(Exercise requirements): Reproduce the records below in full and without edits, omitting images.

===============

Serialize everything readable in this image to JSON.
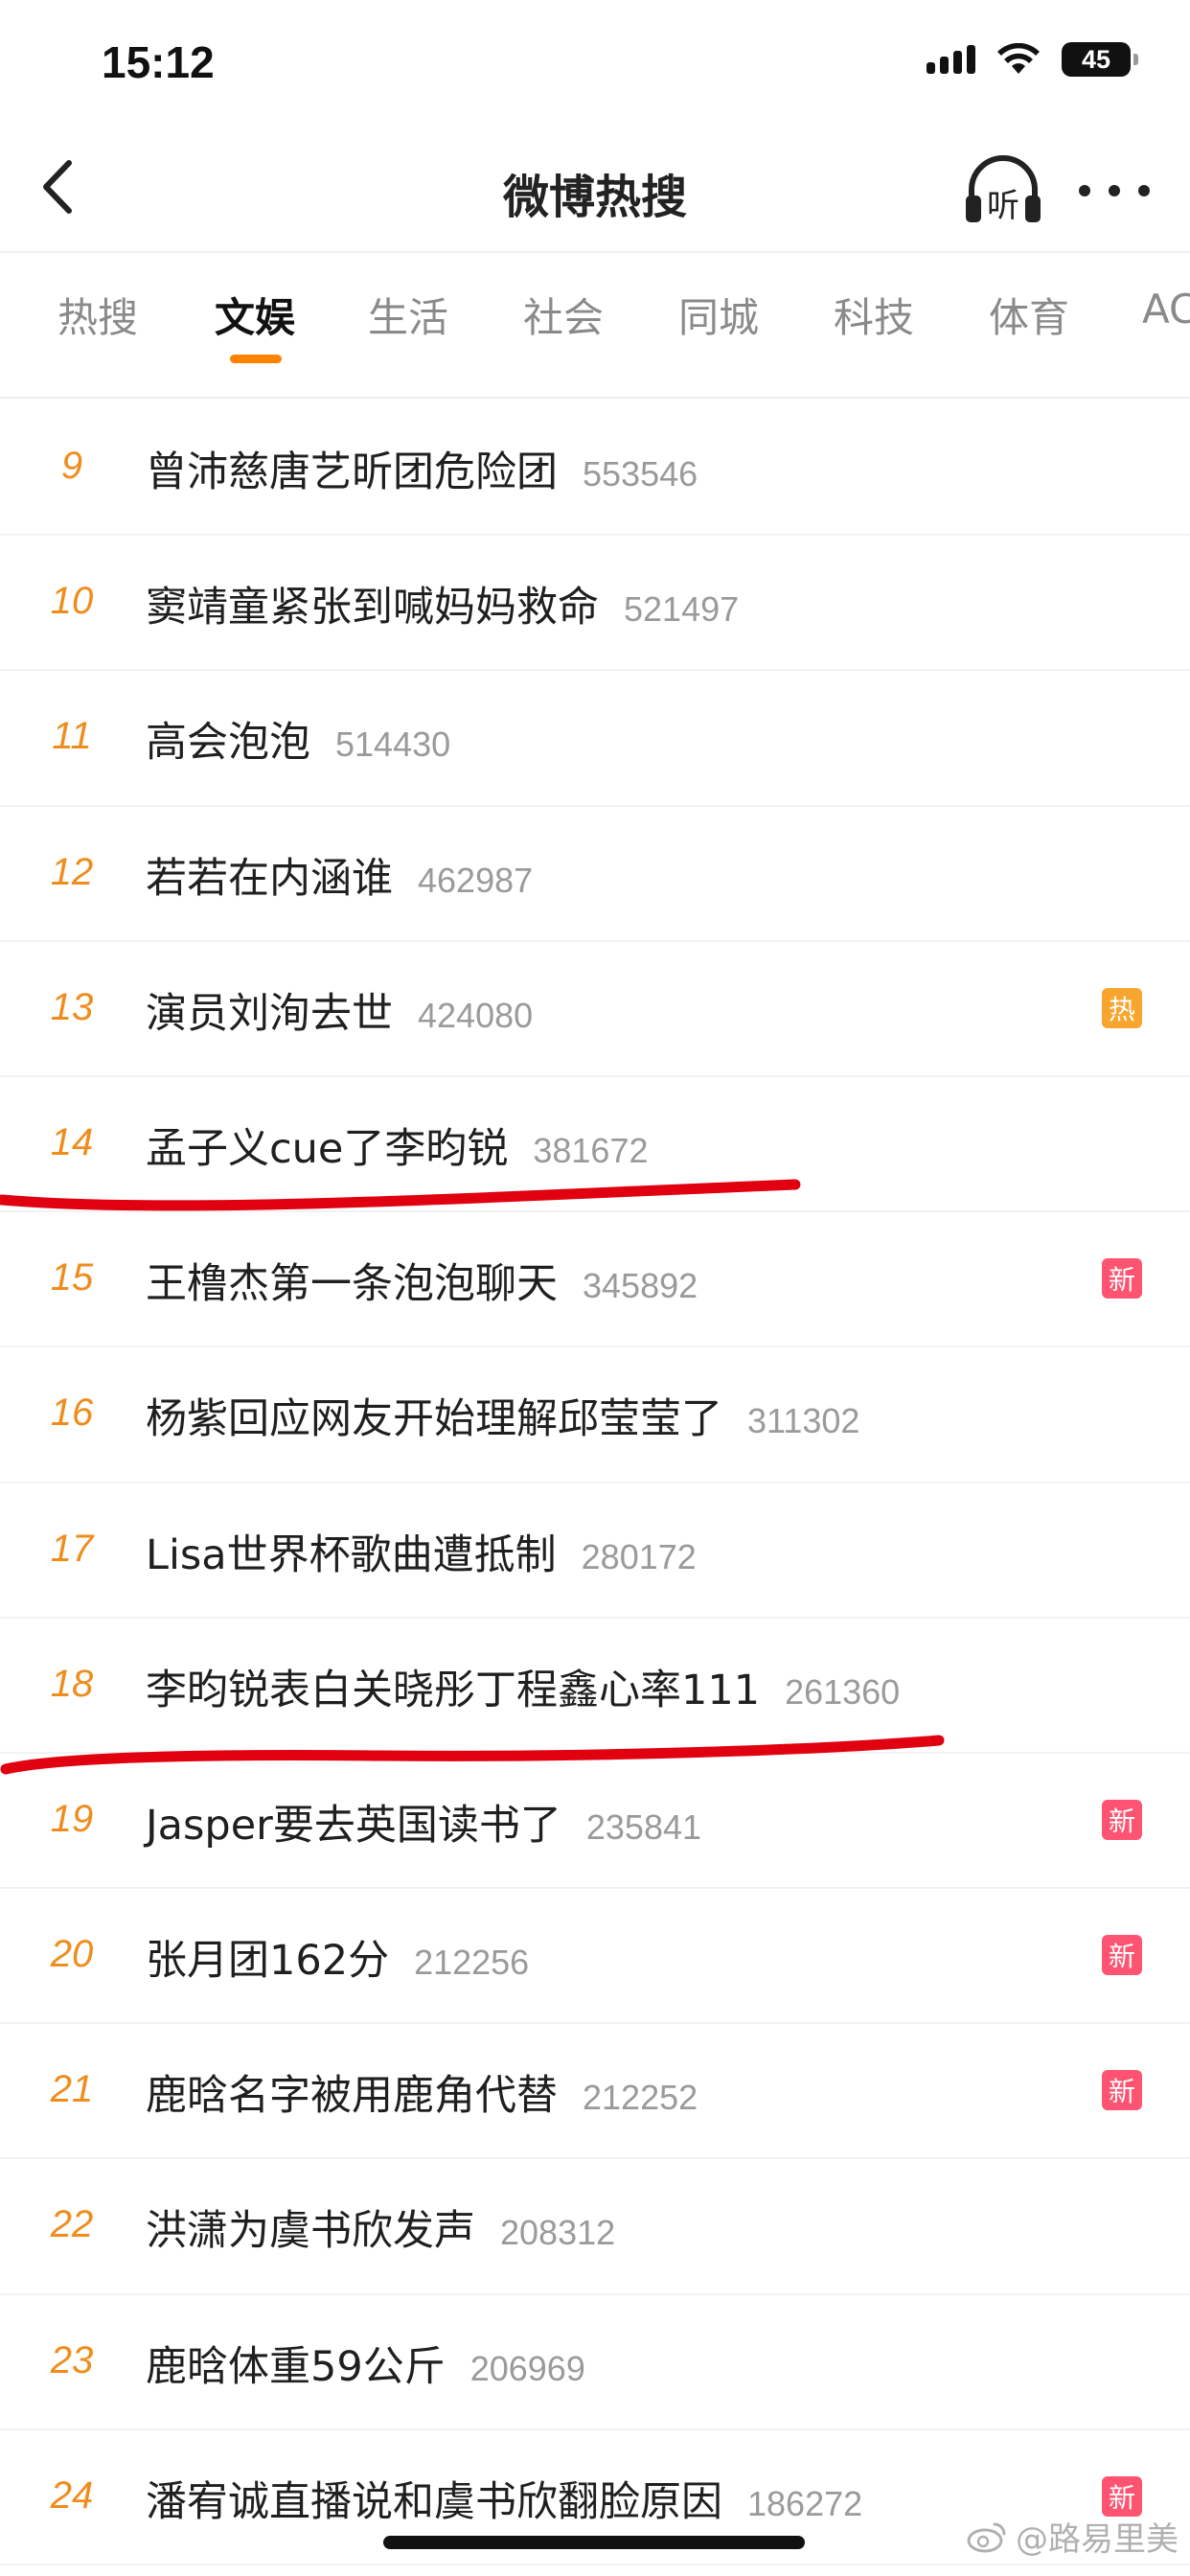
{
  "status_bar": {
    "time": "15:12",
    "battery": "45"
  },
  "nav": {
    "title": "微博热搜",
    "listen_label": "听"
  },
  "tabs": [
    {
      "label": "热搜",
      "active": false
    },
    {
      "label": "文娱",
      "active": true
    },
    {
      "label": "生活",
      "active": false
    },
    {
      "label": "社会",
      "active": false
    },
    {
      "label": "同城",
      "active": false
    },
    {
      "label": "科技",
      "active": false
    },
    {
      "label": "体育",
      "active": false
    },
    {
      "label": "AC",
      "active": false
    }
  ],
  "list": [
    {
      "rank": "9",
      "title": "曾沛慈唐艺昕团危险团",
      "count": "553546",
      "badge": ""
    },
    {
      "rank": "10",
      "title": "窦靖童紧张到喊妈妈救命",
      "count": "521497",
      "badge": ""
    },
    {
      "rank": "11",
      "title": "高会泡泡",
      "count": "514430",
      "badge": ""
    },
    {
      "rank": "12",
      "title": "若若在内涵谁",
      "count": "462987",
      "badge": ""
    },
    {
      "rank": "13",
      "title": "演员刘洵去世",
      "count": "424080",
      "badge": "热"
    },
    {
      "rank": "14",
      "title": "孟子义cue了李昀锐",
      "count": "381672",
      "badge": ""
    },
    {
      "rank": "15",
      "title": "王橹杰第一条泡泡聊天",
      "count": "345892",
      "badge": "新"
    },
    {
      "rank": "16",
      "title": "杨紫回应网友开始理解邱莹莹了",
      "count": "311302",
      "badge": ""
    },
    {
      "rank": "17",
      "title": "Lisa世界杯歌曲遭抵制",
      "count": "280172",
      "badge": ""
    },
    {
      "rank": "18",
      "title": "李昀锐表白关晓彤丁程鑫心率111",
      "count": "261360",
      "badge": ""
    },
    {
      "rank": "19",
      "title": "Jasper要去英国读书了",
      "count": "235841",
      "badge": "新"
    },
    {
      "rank": "20",
      "title": "张月团162分",
      "count": "212256",
      "badge": "新"
    },
    {
      "rank": "21",
      "title": "鹿晗名字被用鹿角代替",
      "count": "212252",
      "badge": "新"
    },
    {
      "rank": "22",
      "title": "洪潇为虞书欣发声",
      "count": "208312",
      "badge": ""
    },
    {
      "rank": "23",
      "title": "鹿晗体重59公斤",
      "count": "206969",
      "badge": ""
    },
    {
      "rank": "24",
      "title": "潘宥诚直播说和虞书欣翻脸原因",
      "count": "186272",
      "badge": "新"
    }
  ],
  "watermark": "@路易里美",
  "colors": {
    "accent": "#ff8200",
    "rank": "#f08c1c",
    "hot_badge": "#f7a52c",
    "new_badge": "#ff5471",
    "annotation": "#e0000f"
  }
}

===============

(Written answer):
Serialize everything readable in this image to JSON.
{
  "status_bar": {
    "time": "15:12",
    "battery": "45"
  },
  "nav": {
    "title": "微博热搜",
    "listen_label": "听"
  },
  "tabs": [
    {
      "label": "热搜",
      "active": false
    },
    {
      "label": "文娱",
      "active": true
    },
    {
      "label": "生活",
      "active": false
    },
    {
      "label": "社会",
      "active": false
    },
    {
      "label": "同城",
      "active": false
    },
    {
      "label": "科技",
      "active": false
    },
    {
      "label": "体育",
      "active": false
    },
    {
      "label": "AC",
      "active": false
    }
  ],
  "list": [
    {
      "rank": "9",
      "title": "曾沛慈唐艺昕团危险团",
      "count": "553546",
      "badge": ""
    },
    {
      "rank": "10",
      "title": "窦靖童紧张到喊妈妈救命",
      "count": "521497",
      "badge": ""
    },
    {
      "rank": "11",
      "title": "高会泡泡",
      "count": "514430",
      "badge": ""
    },
    {
      "rank": "12",
      "title": "若若在内涵谁",
      "count": "462987",
      "badge": ""
    },
    {
      "rank": "13",
      "title": "演员刘洵去世",
      "count": "424080",
      "badge": "热"
    },
    {
      "rank": "14",
      "title": "孟子义cue了李昀锐",
      "count": "381672",
      "badge": ""
    },
    {
      "rank": "15",
      "title": "王橹杰第一条泡泡聊天",
      "count": "345892",
      "badge": "新"
    },
    {
      "rank": "16",
      "title": "杨紫回应网友开始理解邱莹莹了",
      "count": "311302",
      "badge": ""
    },
    {
      "rank": "17",
      "title": "Lisa世界杯歌曲遭抵制",
      "count": "280172",
      "badge": ""
    },
    {
      "rank": "18",
      "title": "李昀锐表白关晓彤丁程鑫心率111",
      "count": "261360",
      "badge": ""
    },
    {
      "rank": "19",
      "title": "Jasper要去英国读书了",
      "count": "235841",
      "badge": "新"
    },
    {
      "rank": "20",
      "title": "张月团162分",
      "count": "212256",
      "badge": "新"
    },
    {
      "rank": "21",
      "title": "鹿晗名字被用鹿角代替",
      "count": "212252",
      "badge": "新"
    },
    {
      "rank": "22",
      "title": "洪潇为虞书欣发声",
      "count": "208312",
      "badge": ""
    },
    {
      "rank": "23",
      "title": "鹿晗体重59公斤",
      "count": "206969",
      "badge": ""
    },
    {
      "rank": "24",
      "title": "潘宥诚直播说和虞书欣翻脸原因",
      "count": "186272",
      "badge": "新"
    }
  ],
  "watermark": "@路易里美",
  "colors": {
    "accent": "#ff8200",
    "rank": "#f08c1c",
    "hot_badge": "#f7a52c",
    "new_badge": "#ff5471",
    "annotation": "#e0000f"
  }
}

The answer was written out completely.